■ AIM ■
Drop the images; return everything else in the listing below exactly.
── DATA FOR THIS TASK
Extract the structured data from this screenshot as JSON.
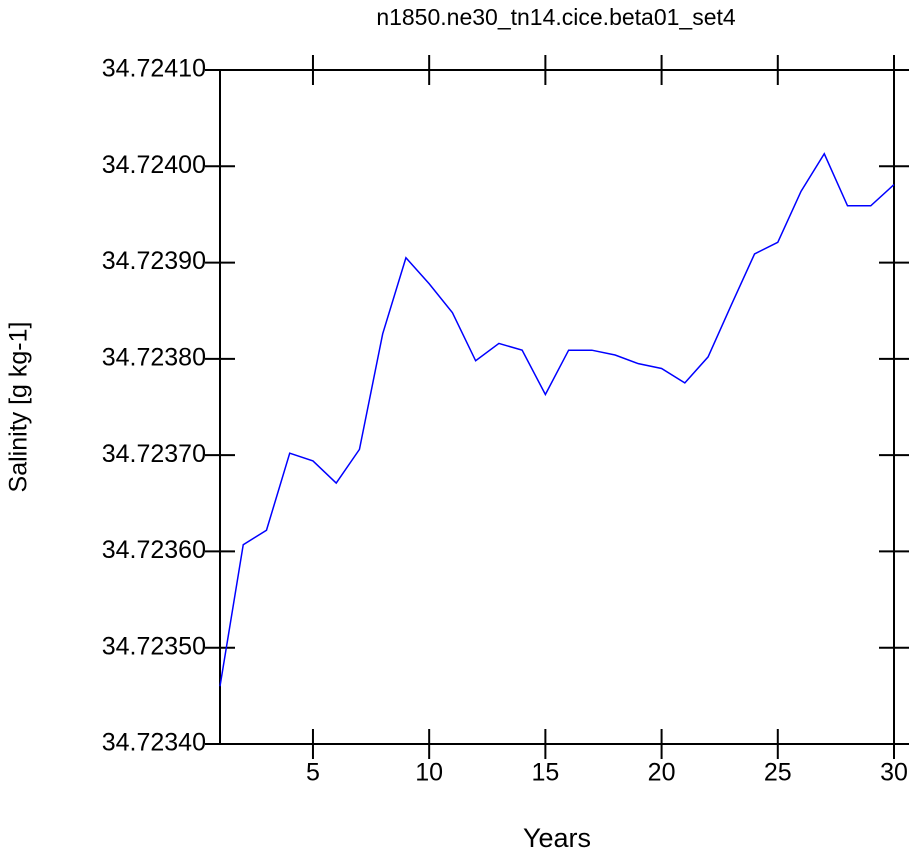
{
  "chart_data": {
    "type": "line",
    "title": "n1850.ne30_tn14.cice.beta01_set4",
    "x_label": "Years",
    "y_label": "Salinity [g kg-1]",
    "x": [
      1,
      2,
      3,
      4,
      5,
      6,
      7,
      8,
      9,
      10,
      11,
      12,
      13,
      14,
      15,
      16,
      17,
      18,
      19,
      20,
      21,
      22,
      23,
      24,
      25,
      26,
      27,
      28,
      29,
      30
    ],
    "series": [
      {
        "color": "#0000ff",
        "values": [
          34.72346,
          34.723607,
          34.723622,
          34.723702,
          34.723694,
          34.723671,
          34.723706,
          34.723826,
          34.723905,
          34.723878,
          34.723848,
          34.723798,
          34.723816,
          34.723809,
          34.723763,
          34.723809,
          34.723809,
          34.723804,
          34.723795,
          34.72379,
          34.723775,
          34.723802,
          34.723856,
          34.723909,
          34.723921,
          34.723974,
          34.724013,
          34.723959,
          34.723959,
          34.723981
        ]
      }
    ],
    "xlim": [
      1,
      30
    ],
    "xticks": [
      5,
      10,
      15,
      20,
      25,
      30
    ],
    "ylim": [
      34.7234,
      34.7241
    ],
    "yticks": [
      {
        "value": 34.7234,
        "label": "34.72340"
      },
      {
        "value": 34.7235,
        "label": "34.72350"
      },
      {
        "value": 34.7236,
        "label": "34.72360"
      },
      {
        "value": 34.7237,
        "label": "34.72370"
      },
      {
        "value": 34.7238,
        "label": "34.72380"
      },
      {
        "value": 34.7239,
        "label": "34.72390"
      },
      {
        "value": 34.724,
        "label": "34.72400"
      },
      {
        "value": 34.7241,
        "label": "34.72410"
      }
    ]
  }
}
────
■ WRITTEN REPLY ■
Extract the structured data from this screenshot as JSON.
{
  "chart_data": {
    "type": "line",
    "title": "n1850.ne30_tn14.cice.beta01_set4",
    "x_label": "Years",
    "y_label": "Salinity [g kg-1]",
    "x": [
      1,
      2,
      3,
      4,
      5,
      6,
      7,
      8,
      9,
      10,
      11,
      12,
      13,
      14,
      15,
      16,
      17,
      18,
      19,
      20,
      21,
      22,
      23,
      24,
      25,
      26,
      27,
      28,
      29,
      30
    ],
    "series": [
      {
        "color": "#0000ff",
        "values": [
          34.72346,
          34.723607,
          34.723622,
          34.723702,
          34.723694,
          34.723671,
          34.723706,
          34.723826,
          34.723905,
          34.723878,
          34.723848,
          34.723798,
          34.723816,
          34.723809,
          34.723763,
          34.723809,
          34.723809,
          34.723804,
          34.723795,
          34.72379,
          34.723775,
          34.723802,
          34.723856,
          34.723909,
          34.723921,
          34.723974,
          34.724013,
          34.723959,
          34.723959,
          34.723981
        ]
      }
    ],
    "xlim": [
      1,
      30
    ],
    "xticks": [
      5,
      10,
      15,
      20,
      25,
      30
    ],
    "ylim": [
      34.7234,
      34.7241
    ],
    "yticks": [
      {
        "value": 34.7234,
        "label": "34.72340"
      },
      {
        "value": 34.7235,
        "label": "34.72350"
      },
      {
        "value": 34.7236,
        "label": "34.72360"
      },
      {
        "value": 34.7237,
        "label": "34.72370"
      },
      {
        "value": 34.7238,
        "label": "34.72380"
      },
      {
        "value": 34.7239,
        "label": "34.72390"
      },
      {
        "value": 34.724,
        "label": "34.72400"
      },
      {
        "value": 34.7241,
        "label": "34.72410"
      }
    ]
  }
}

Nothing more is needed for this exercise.